Work to be completed: Each line that holds the word "bottom" should be returned.

Materials provided:
########################################

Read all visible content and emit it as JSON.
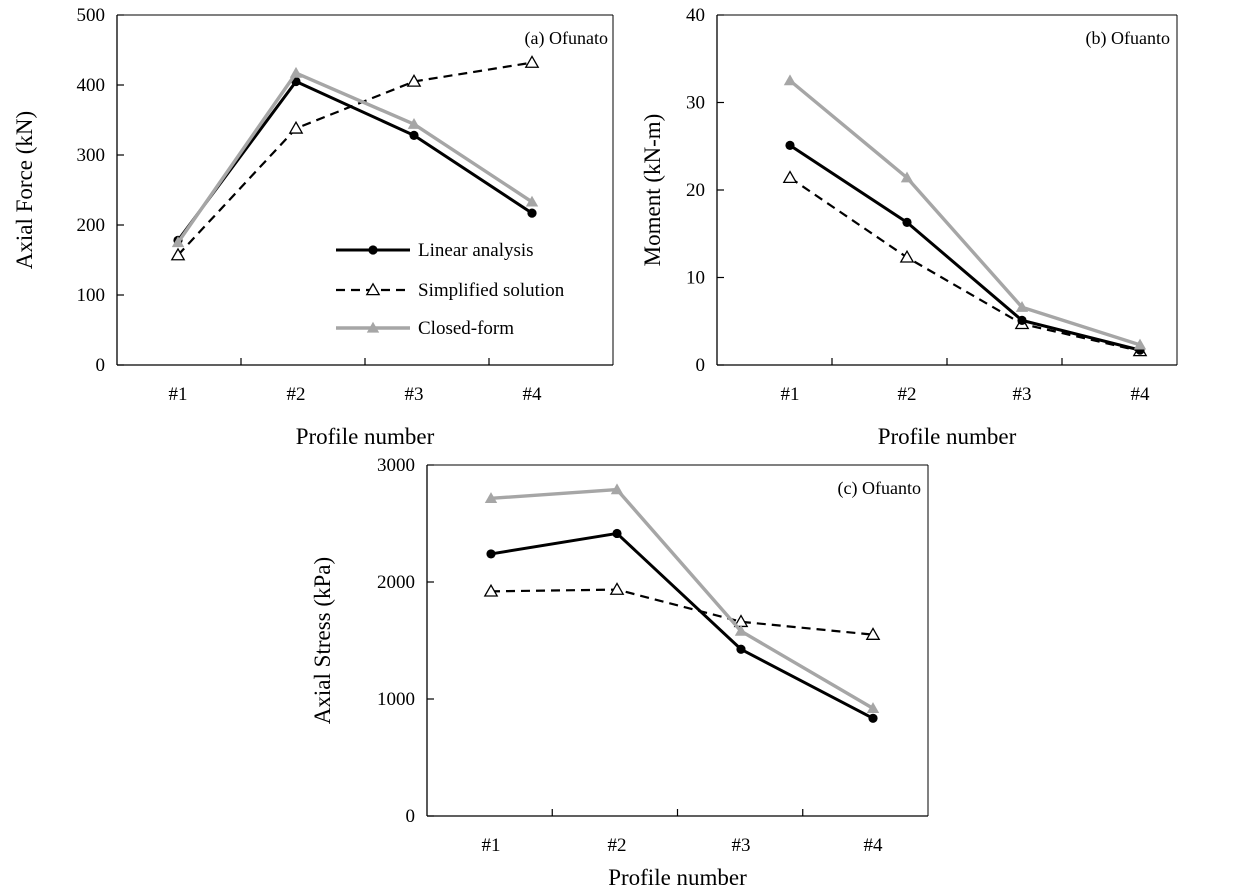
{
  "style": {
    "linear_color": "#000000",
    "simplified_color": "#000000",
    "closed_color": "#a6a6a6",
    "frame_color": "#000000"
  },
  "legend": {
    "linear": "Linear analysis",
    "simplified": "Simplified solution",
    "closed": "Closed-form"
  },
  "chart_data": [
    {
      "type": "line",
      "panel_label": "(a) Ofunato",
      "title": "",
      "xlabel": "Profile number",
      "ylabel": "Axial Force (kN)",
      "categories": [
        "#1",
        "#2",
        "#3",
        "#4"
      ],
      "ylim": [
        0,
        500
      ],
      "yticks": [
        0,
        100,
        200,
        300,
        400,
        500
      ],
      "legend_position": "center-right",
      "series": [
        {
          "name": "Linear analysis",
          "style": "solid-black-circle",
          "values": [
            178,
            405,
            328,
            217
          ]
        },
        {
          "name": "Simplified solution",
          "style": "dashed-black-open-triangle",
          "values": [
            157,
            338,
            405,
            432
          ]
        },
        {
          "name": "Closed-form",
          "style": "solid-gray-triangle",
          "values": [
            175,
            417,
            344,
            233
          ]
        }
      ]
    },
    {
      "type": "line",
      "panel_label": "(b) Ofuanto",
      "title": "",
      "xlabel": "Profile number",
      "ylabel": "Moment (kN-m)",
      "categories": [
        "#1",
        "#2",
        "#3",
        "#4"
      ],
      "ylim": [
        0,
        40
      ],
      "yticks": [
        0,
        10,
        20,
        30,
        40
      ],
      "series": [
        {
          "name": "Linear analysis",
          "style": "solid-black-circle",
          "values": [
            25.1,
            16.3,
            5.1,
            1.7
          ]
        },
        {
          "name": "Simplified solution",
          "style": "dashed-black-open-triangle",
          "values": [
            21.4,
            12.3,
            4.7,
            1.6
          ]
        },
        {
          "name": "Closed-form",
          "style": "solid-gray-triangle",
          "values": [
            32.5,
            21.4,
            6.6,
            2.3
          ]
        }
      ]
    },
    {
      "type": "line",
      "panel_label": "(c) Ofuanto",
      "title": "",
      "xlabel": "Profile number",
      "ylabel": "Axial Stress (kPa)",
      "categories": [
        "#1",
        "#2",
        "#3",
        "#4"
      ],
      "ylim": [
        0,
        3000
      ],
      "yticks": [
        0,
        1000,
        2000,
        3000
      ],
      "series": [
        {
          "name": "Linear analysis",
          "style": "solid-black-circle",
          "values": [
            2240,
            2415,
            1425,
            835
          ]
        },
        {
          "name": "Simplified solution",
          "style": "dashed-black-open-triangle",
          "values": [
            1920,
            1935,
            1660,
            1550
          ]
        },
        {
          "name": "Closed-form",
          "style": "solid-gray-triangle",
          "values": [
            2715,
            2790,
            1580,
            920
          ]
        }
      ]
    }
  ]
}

########################################

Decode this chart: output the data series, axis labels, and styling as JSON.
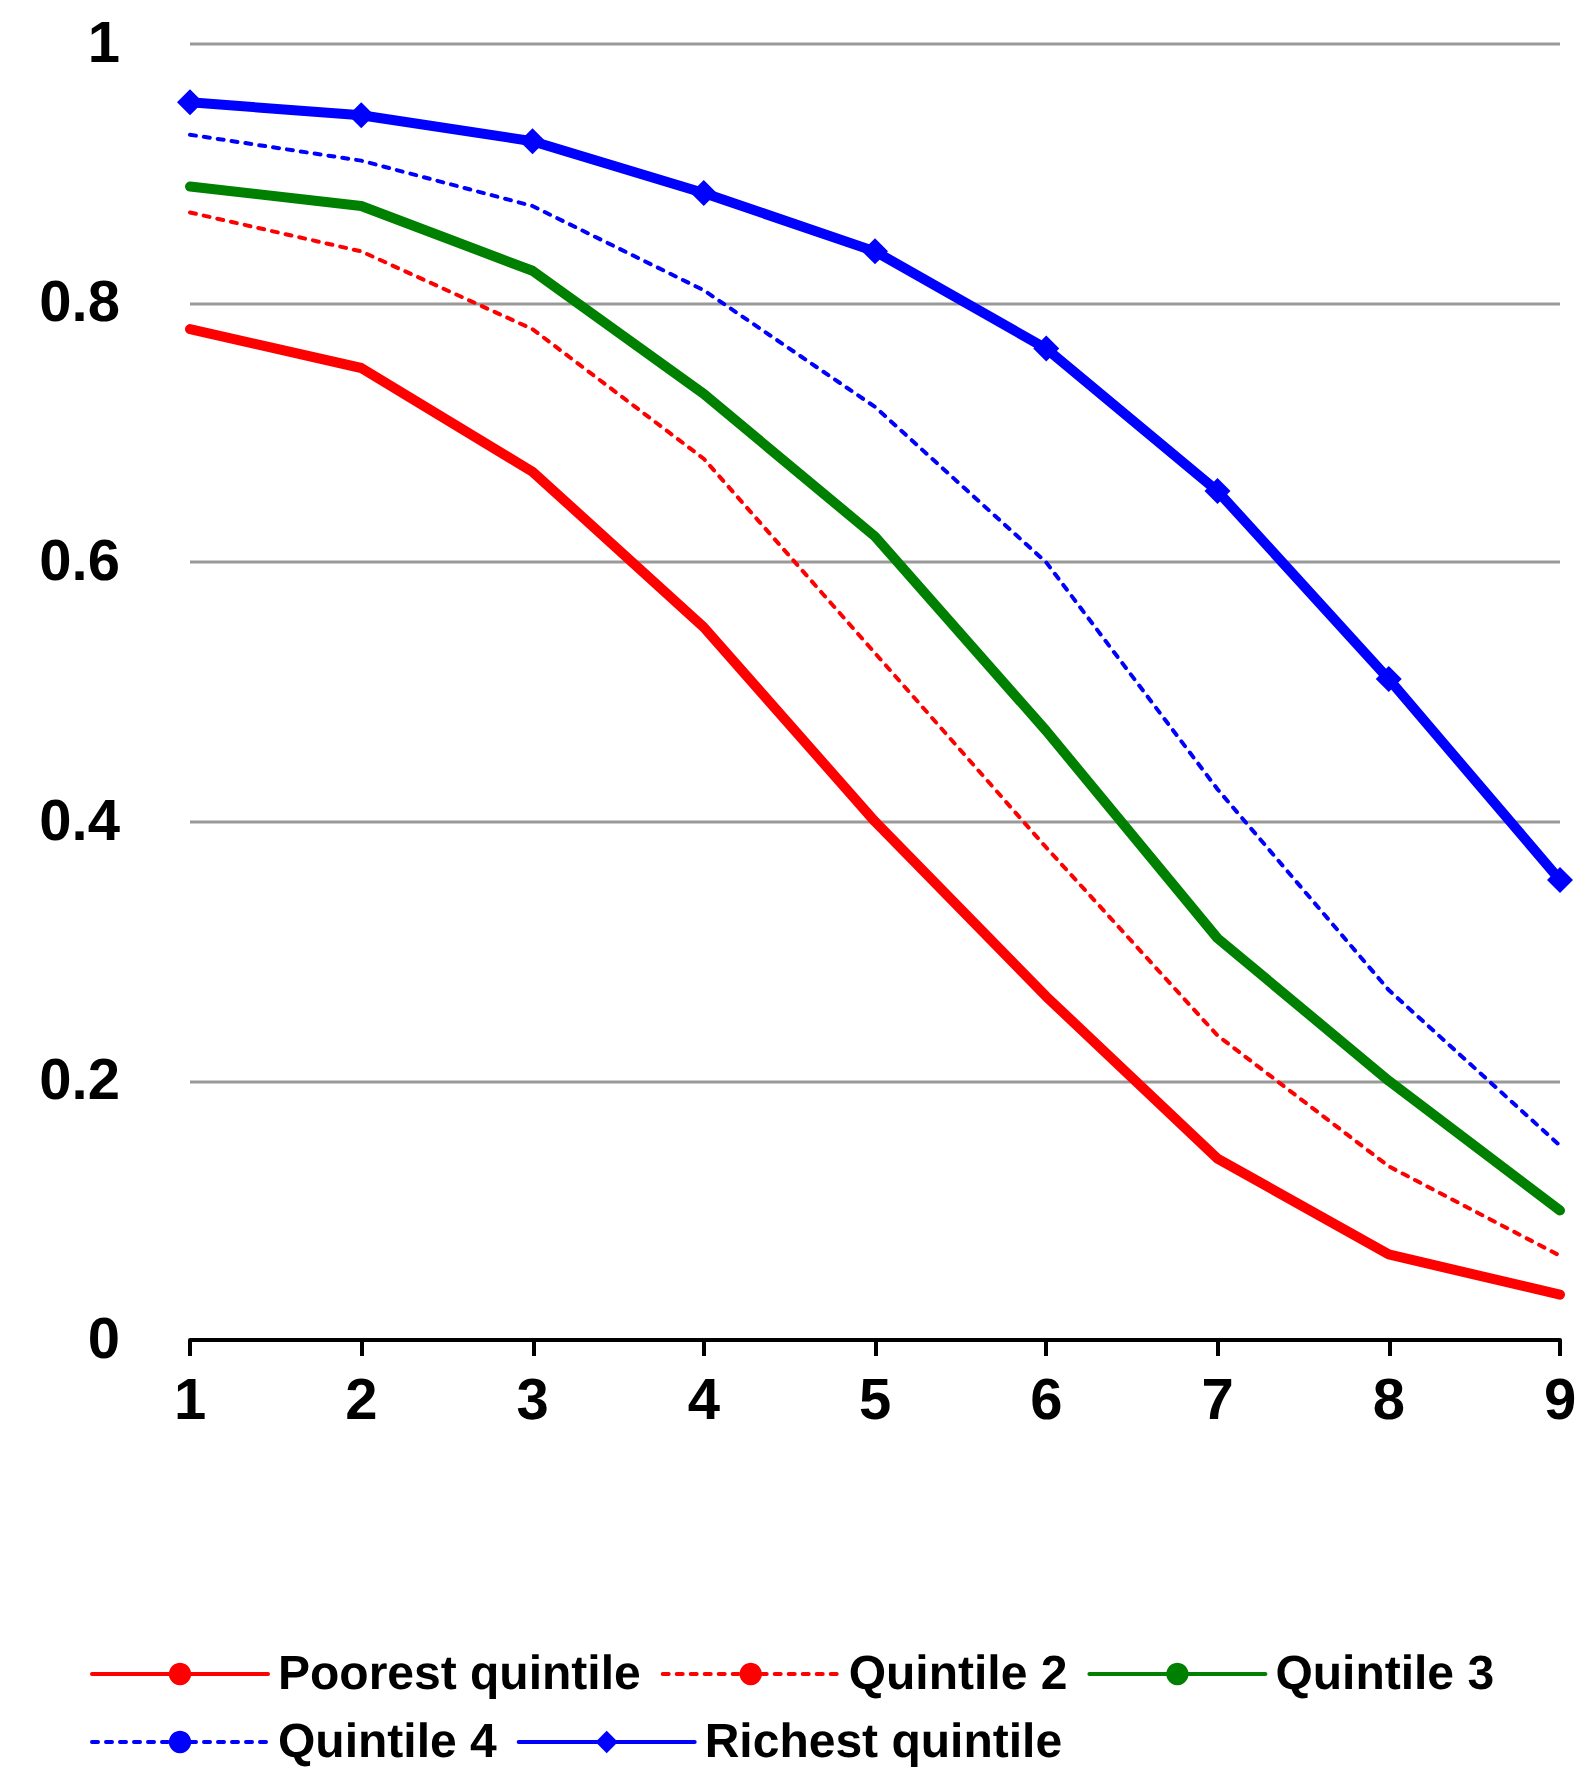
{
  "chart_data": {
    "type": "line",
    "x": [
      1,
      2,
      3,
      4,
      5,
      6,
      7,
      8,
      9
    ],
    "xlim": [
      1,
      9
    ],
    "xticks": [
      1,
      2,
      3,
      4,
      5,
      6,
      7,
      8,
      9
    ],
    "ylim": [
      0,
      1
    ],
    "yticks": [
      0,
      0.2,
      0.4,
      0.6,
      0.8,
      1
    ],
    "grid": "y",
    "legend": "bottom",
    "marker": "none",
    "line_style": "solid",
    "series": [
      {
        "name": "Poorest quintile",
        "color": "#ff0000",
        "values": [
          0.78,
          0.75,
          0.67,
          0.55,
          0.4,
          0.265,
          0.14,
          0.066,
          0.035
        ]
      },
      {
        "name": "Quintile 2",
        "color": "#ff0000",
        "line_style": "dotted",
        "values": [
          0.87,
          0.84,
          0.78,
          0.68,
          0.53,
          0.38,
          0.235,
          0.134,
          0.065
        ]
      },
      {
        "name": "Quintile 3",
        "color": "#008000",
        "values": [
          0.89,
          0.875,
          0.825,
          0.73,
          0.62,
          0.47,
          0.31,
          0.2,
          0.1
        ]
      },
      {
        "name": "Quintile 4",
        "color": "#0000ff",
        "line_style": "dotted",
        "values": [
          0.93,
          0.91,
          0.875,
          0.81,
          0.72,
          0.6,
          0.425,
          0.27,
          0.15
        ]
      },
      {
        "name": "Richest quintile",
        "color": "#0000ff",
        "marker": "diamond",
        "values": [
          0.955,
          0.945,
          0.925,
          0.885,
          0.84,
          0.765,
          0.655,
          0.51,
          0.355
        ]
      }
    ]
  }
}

########################################

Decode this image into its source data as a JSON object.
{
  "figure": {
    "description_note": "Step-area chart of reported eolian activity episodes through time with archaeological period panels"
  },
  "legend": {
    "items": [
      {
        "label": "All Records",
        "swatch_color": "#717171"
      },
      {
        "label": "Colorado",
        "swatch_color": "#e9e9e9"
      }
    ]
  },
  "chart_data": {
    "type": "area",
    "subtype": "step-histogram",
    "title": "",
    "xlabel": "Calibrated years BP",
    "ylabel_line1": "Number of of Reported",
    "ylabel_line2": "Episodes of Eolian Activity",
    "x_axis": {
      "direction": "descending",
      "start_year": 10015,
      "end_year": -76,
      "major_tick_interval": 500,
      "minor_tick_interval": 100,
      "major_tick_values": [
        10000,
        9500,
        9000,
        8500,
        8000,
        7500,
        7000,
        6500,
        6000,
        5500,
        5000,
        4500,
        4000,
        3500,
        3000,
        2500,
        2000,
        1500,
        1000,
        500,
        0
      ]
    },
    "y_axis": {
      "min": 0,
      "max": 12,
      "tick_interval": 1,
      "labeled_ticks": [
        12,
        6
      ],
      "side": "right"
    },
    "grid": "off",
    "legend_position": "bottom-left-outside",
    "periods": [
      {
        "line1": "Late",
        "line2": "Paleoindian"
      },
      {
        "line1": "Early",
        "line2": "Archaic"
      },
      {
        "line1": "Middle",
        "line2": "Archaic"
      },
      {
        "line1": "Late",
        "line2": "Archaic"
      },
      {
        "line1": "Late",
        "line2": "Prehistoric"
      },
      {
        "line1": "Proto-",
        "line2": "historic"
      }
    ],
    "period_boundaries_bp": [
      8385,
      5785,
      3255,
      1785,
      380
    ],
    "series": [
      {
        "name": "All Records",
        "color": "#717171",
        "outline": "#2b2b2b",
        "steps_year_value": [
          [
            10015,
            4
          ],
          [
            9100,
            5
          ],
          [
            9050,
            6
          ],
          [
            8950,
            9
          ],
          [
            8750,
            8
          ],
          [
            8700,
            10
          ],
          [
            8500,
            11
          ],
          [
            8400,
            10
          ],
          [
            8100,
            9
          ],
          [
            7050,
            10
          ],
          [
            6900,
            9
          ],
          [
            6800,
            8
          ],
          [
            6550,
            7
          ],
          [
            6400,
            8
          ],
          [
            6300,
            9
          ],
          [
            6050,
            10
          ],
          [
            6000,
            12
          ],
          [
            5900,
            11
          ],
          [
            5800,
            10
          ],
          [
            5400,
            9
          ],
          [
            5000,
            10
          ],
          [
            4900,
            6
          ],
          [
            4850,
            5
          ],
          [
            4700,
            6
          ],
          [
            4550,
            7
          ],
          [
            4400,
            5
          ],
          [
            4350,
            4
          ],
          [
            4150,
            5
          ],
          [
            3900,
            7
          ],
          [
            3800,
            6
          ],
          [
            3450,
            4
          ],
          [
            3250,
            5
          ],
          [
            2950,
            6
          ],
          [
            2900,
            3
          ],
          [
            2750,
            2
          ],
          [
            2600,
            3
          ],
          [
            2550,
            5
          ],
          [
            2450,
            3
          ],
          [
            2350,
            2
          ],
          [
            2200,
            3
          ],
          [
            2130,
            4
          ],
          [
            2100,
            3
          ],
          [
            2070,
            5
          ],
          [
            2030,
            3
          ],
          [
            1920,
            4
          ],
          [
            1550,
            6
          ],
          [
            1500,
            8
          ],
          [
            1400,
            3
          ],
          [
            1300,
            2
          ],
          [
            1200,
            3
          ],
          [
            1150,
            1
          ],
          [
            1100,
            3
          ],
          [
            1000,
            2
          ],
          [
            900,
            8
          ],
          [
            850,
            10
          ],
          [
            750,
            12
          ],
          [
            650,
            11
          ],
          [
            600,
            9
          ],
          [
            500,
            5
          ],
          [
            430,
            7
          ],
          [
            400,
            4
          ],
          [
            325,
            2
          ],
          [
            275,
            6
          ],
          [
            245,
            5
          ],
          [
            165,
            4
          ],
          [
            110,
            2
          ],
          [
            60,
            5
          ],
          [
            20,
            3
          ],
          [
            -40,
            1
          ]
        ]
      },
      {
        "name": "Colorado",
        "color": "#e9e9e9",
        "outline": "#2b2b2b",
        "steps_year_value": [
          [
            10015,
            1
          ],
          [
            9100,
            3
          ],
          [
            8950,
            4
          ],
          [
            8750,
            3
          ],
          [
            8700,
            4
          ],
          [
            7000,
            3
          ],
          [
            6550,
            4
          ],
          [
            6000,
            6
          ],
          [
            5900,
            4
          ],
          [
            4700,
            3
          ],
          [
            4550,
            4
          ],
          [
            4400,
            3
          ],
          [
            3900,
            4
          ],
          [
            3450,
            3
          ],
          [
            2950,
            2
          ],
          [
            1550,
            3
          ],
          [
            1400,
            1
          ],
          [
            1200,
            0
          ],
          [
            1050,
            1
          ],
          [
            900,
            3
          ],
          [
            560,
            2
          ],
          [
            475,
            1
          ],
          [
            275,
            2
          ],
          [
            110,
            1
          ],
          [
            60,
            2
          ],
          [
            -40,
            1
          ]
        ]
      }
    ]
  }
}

########################################

Result below:
    "legend": "bottom",
    "legend_position": "bottom-left-outside",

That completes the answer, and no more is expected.